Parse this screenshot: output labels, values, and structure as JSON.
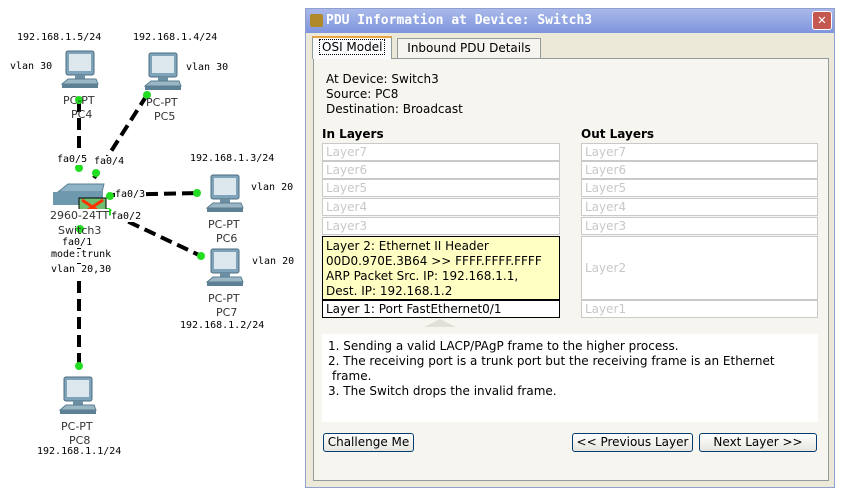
{
  "topology": {
    "labels": {
      "ip_pc4": "192.168.1.5/24",
      "ip_pc5": "192.168.1.4/24",
      "vlan_pc4": "vlan 30",
      "vlan_pc5": "vlan 30",
      "fa05": "fa0/5",
      "fa04": "fa0/4",
      "ip_pc6": "192.168.1.3/24",
      "vlan_pc6": "vlan 20",
      "fa03": "fa0/3",
      "fa02": "fa0/2",
      "fa01": "fa0/1",
      "mode": "mode:trunk",
      "vlan_trunk": "vlan 20,30",
      "vlan_pc7": "vlan 20",
      "ip_pc7": "192.168.1.2/24",
      "ip_pc8": "192.168.1.1/24"
    },
    "devices": {
      "pc4": {
        "model": "PC-PT",
        "name": "PC4"
      },
      "pc5": {
        "model": "PC-PT",
        "name": "PC5"
      },
      "pc6": {
        "model": "PC-PT",
        "name": "PC6"
      },
      "pc7": {
        "model": "PC-PT",
        "name": "PC7"
      },
      "pc8": {
        "model": "PC-PT",
        "name": "PC8"
      },
      "switch": {
        "model": "2960-24TT",
        "name": "Switch3"
      }
    },
    "link_color": "#00e000"
  },
  "dialog": {
    "title": "PDU Information at Device: Switch3",
    "close": "✕",
    "tabs": [
      "OSI Model",
      "Inbound PDU Details"
    ],
    "at_device": "At Device: Switch3",
    "source": "Source: PC8",
    "destination": "Destination: Broadcast",
    "in_header": "In Layers",
    "out_header": "Out Layers",
    "in_layers": [
      "Layer7",
      "Layer6",
      "Layer5",
      "Layer4",
      "Layer3"
    ],
    "in_layer2": [
      "Layer 2: Ethernet II Header",
      "00D0.970E.3B64 >> FFFF.FFFF.FFFF",
      "ARP Packet Src. IP: 192.168.1.1,",
      "Dest. IP: 192.168.1.2"
    ],
    "in_layer1": "Layer 1: Port FastEthernet0/1",
    "out_layers": [
      "Layer7",
      "Layer6",
      "Layer5",
      "Layer4",
      "Layer3",
      "Layer2",
      "Layer1"
    ],
    "description": [
      "1. Sending a valid LACP/PAgP frame to the higher process.",
      "2. The receiving port is a trunk port but the receiving frame is an Ethernet",
      "frame.",
      "3. The Switch drops the invalid frame."
    ],
    "buttons": {
      "challenge": "Challenge Me",
      "previous": "<< Previous Layer",
      "next": "Next Layer >>"
    }
  }
}
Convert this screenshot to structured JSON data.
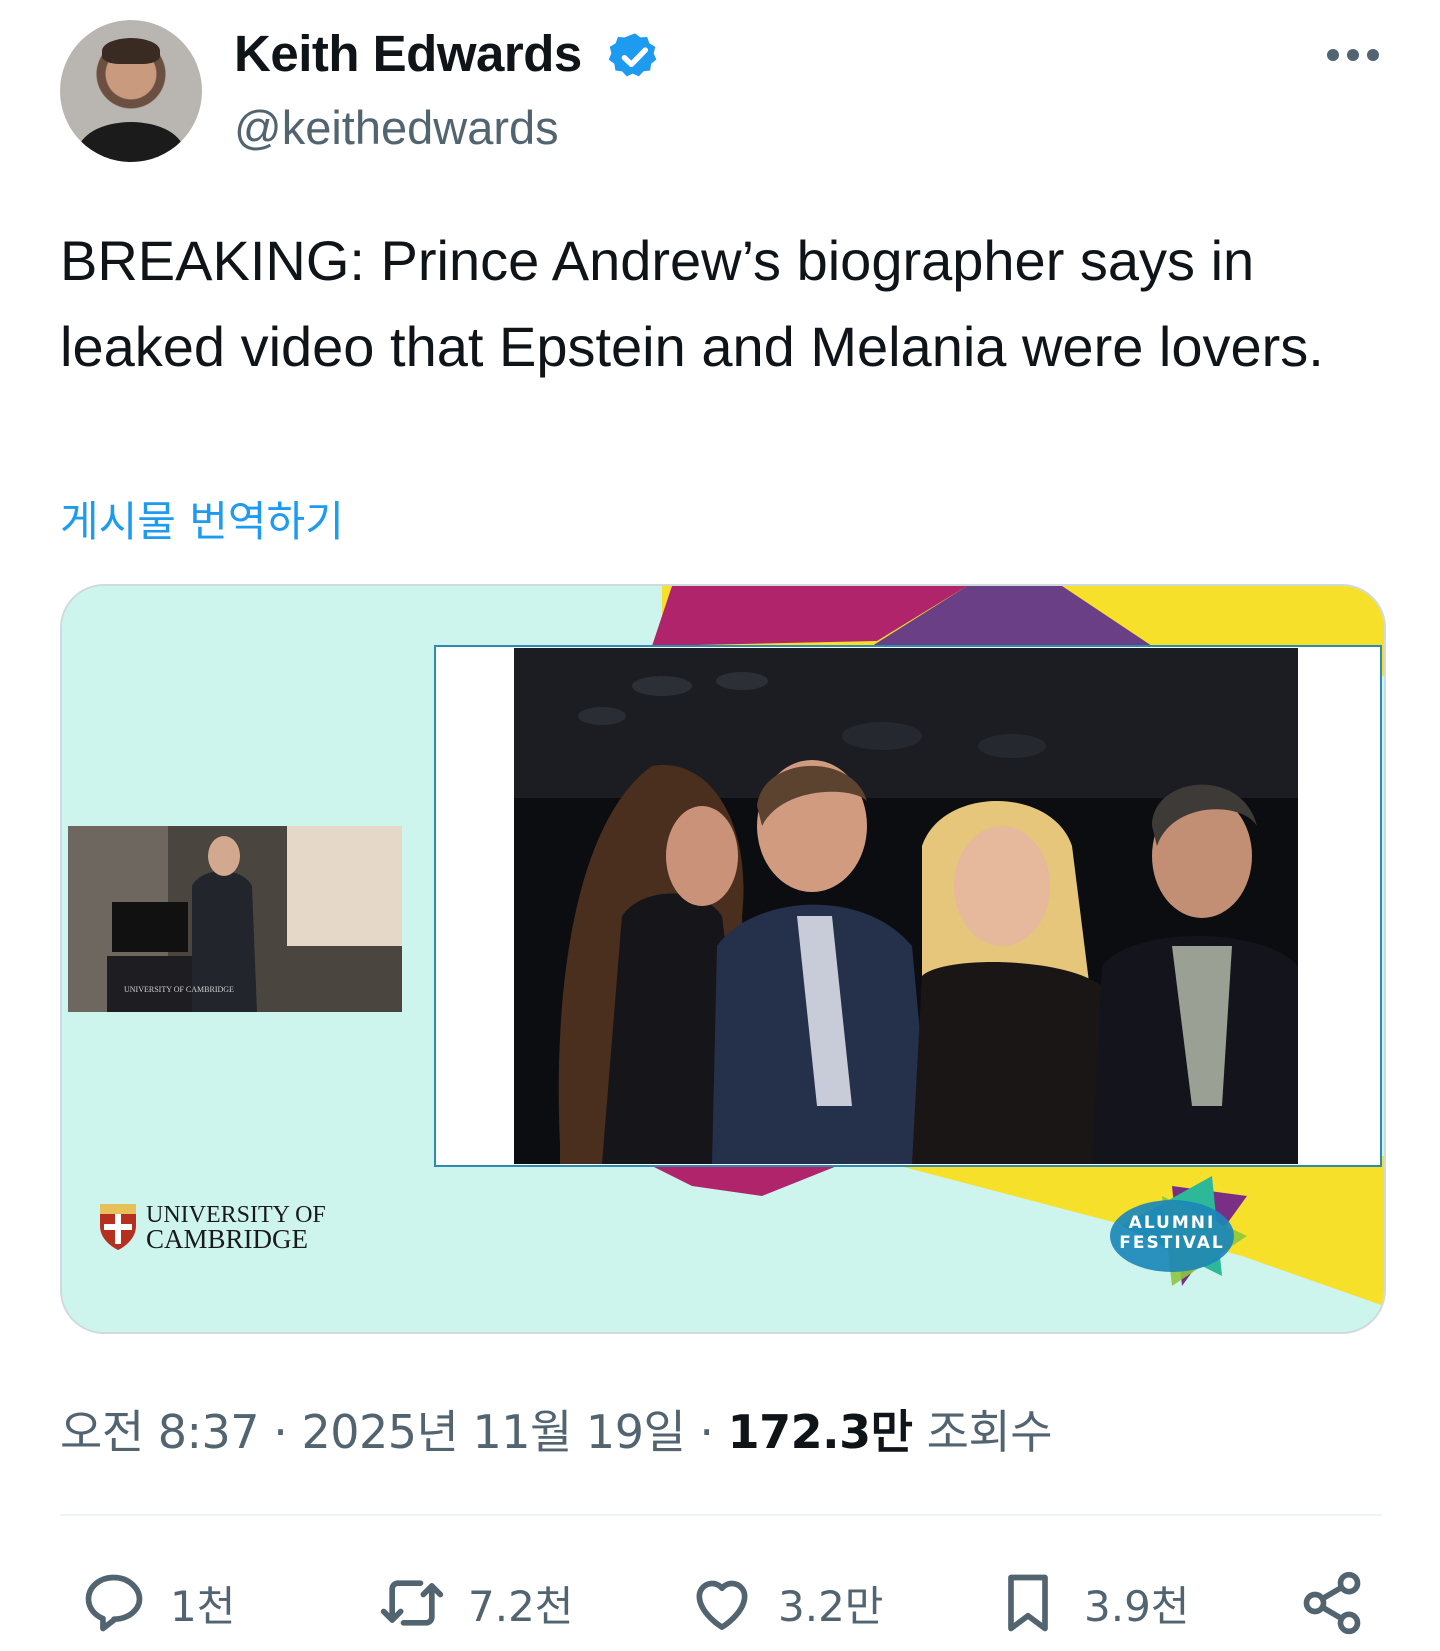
================================
Output, exactly, all the records above; include no pictures.

Parse this screenshot: output labels, values, and structure as JSON.
{
  "topology": {
    "labels": {
      "ip_pc4": "192.168.1.5/24",
      "ip_pc5": "192.168.1.4/24",
      "vlan_pc4": "vlan 30",
      "vlan_pc5": "vlan 30",
      "fa05": "fa0/5",
      "fa04": "fa0/4",
      "ip_pc6": "192.168.1.3/24",
      "vlan_pc6": "vlan 20",
      "fa03": "fa0/3",
      "fa02": "fa0/2",
      "fa01": "fa0/1",
      "mode": "mode:trunk",
      "vlan_trunk": "vlan 20,30",
      "vlan_pc7": "vlan 20",
      "ip_pc7": "192.168.1.2/24",
      "ip_pc8": "192.168.1.1/24"
    },
    "devices": {
      "pc4": {
        "model": "PC-PT",
        "name": "PC4"
      },
      "pc5": {
        "model": "PC-PT",
        "name": "PC5"
      },
      "pc6": {
        "model": "PC-PT",
        "name": "PC6"
      },
      "pc7": {
        "model": "PC-PT",
        "name": "PC7"
      },
      "pc8": {
        "model": "PC-PT",
        "name": "PC8"
      },
      "switch": {
        "model": "2960-24TT",
        "name": "Switch3"
      }
    },
    "link_color": "#00e000"
  },
  "dialog": {
    "title": "PDU Information at Device: Switch3",
    "close": "✕",
    "tabs": [
      "OSI Model",
      "Inbound PDU Details"
    ],
    "at_device": "At Device: Switch3",
    "source": "Source: PC8",
    "destination": "Destination: Broadcast",
    "in_header": "In Layers",
    "out_header": "Out Layers",
    "in_layers": [
      "Layer7",
      "Layer6",
      "Layer5",
      "Layer4",
      "Layer3"
    ],
    "in_layer2": [
      "Layer 2: Ethernet II Header",
      "00D0.970E.3B64 >> FFFF.FFFF.FFFF",
      "ARP Packet Src. IP: 192.168.1.1,",
      "Dest. IP: 192.168.1.2"
    ],
    "in_layer1": "Layer 1: Port FastEthernet0/1",
    "out_layers": [
      "Layer7",
      "Layer6",
      "Layer5",
      "Layer4",
      "Layer3",
      "Layer2",
      "Layer1"
    ],
    "description": [
      "1. Sending a valid LACP/PAgP frame to the higher process.",
      "2. The receiving port is a trunk port but the receiving frame is an Ethernet",
      "frame.",
      "3. The Switch drops the invalid frame."
    ],
    "buttons": {
      "challenge": "Challenge Me",
      "previous": "<< Previous Layer",
      "next": "Next Layer >>"
    }
  }
}
Convert this screenshot to structured JSON data.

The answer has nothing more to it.